*Exercise*
Omit every picture while repeating the entries exactly.

===== Dataset records =====

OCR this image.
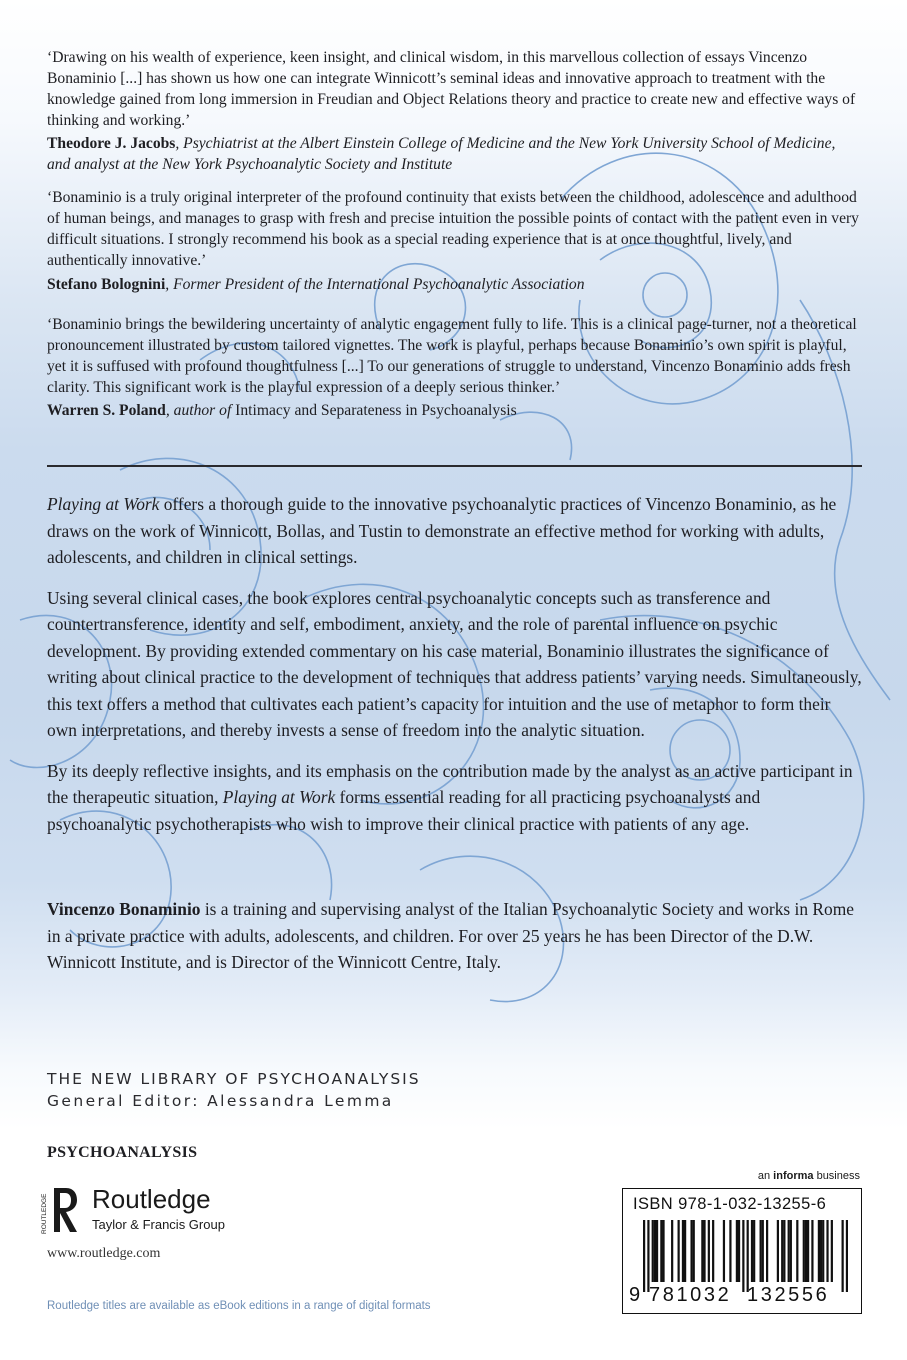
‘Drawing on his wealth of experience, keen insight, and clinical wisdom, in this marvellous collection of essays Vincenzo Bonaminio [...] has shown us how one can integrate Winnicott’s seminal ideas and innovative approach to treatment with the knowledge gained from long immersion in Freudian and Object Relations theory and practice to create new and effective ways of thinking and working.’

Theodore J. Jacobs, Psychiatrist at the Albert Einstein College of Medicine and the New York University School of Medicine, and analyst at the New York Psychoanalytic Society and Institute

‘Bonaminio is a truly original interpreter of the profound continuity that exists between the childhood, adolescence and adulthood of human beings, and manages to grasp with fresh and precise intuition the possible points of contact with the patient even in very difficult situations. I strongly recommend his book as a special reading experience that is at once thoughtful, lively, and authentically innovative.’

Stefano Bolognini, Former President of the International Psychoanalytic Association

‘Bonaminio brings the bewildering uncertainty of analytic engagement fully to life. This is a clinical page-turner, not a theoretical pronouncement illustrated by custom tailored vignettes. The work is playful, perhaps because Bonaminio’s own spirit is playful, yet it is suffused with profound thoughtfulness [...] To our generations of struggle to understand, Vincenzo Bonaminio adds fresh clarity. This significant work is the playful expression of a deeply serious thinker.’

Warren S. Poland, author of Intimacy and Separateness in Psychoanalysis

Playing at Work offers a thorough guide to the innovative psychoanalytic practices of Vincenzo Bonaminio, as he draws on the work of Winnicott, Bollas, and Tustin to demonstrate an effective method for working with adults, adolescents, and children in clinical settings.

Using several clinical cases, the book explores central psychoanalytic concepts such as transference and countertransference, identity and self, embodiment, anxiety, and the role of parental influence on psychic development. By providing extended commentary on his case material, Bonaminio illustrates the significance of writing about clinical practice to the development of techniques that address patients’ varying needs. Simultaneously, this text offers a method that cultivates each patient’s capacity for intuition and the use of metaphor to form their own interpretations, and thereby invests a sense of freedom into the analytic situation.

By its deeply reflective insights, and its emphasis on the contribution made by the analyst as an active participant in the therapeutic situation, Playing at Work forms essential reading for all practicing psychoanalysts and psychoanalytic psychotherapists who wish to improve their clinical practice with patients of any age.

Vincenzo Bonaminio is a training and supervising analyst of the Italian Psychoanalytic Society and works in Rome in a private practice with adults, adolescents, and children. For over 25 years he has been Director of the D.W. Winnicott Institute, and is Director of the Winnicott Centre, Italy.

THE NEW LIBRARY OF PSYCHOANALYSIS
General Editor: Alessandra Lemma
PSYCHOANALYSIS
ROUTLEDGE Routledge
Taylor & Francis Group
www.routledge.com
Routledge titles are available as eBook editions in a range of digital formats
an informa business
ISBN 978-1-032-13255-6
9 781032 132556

=====

*Solution to the problem*
OCR this image.
‘Drawing on his wealth of experience, keen insight, and clinical wisdom, in this marvellous collection of essays Vincenzo Bonaminio [...] has shown us how one can integrate Winnicott’s seminal ideas and innovative approach to treatment with the knowledge gained from long immersion in Freudian and Object Relations theory and practice to create new and effective ways of thinking and working.’

Theodore J. Jacobs, Psychiatrist at the Albert Einstein College of Medicine and the New York University School of Medicine, and analyst at the New York Psychoanalytic Society and Institute

‘Bonaminio is a truly original interpreter of the profound continuity that exists between the childhood, adolescence and adulthood of human beings, and manages to grasp with fresh and precise intuition the possible points of contact with the patient even in very difficult situations. I strongly recommend his book as a special reading experience that is at once thoughtful, lively, and authentically innovative.’

Stefano Bolognini, Former President of the International Psychoanalytic Association

‘Bonaminio brings the bewildering uncertainty of analytic engagement fully to life. This is a clinical page-turner, not a theoretical pronouncement illustrated by custom tailored vignettes. The work is playful, perhaps because Bonaminio’s own spirit is playful, yet it is suffused with profound thoughtfulness [...] To our generations of struggle to understand, Vincenzo Bonaminio adds fresh clarity. This significant work is the playful expression of a deeply serious thinker.’

Warren S. Poland, author of Intimacy and Separateness in Psychoanalysis

Playing at Work offers a thorough guide to the innovative psychoanalytic practices of Vincenzo Bonaminio, as he draws on the work of Winnicott, Bollas, and Tustin to demonstrate an effective method for working with adults, adolescents, and children in clinical settings.

Using several clinical cases, the book explores central psychoanalytic concepts such as transference and countertransference, identity and self, embodiment, anxiety, and the role of parental influence on psychic development. By providing extended commentary on his case material, Bonaminio illustrates the significance of writing about clinical practice to the development of techniques that address patients’ varying needs. Simultaneously, this text offers a method that cultivates each patient’s capacity for intuition and the use of metaphor to form their own interpretations, and thereby invests a sense of freedom into the analytic situation.

By its deeply reflective insights, and its emphasis on the contribution made by the analyst as an active participant in the therapeutic situation, Playing at Work forms essential reading for all practicing psychoanalysts and psychoanalytic psychotherapists who wish to improve their clinical practice with patients of any age.

Vincenzo Bonaminio is a training and supervising analyst of the Italian Psychoanalytic Society and works in Rome in a private practice with adults, adolescents, and children. For over 25 years he has been Director of the D.W. Winnicott Institute, and is Director of the Winnicott Centre, Italy.

THE NEW LIBRARY OF PSYCHOANALYSIS
General Editor: Alessandra Lemma
PSYCHOANALYSIS
ROUTLEDGE Routledge
Taylor & Francis Group
www.routledge.com
Routledge titles are available as eBook editions in a range of digital formats
an informa business
ISBN 978-1-032-13255-6
9 781032 132556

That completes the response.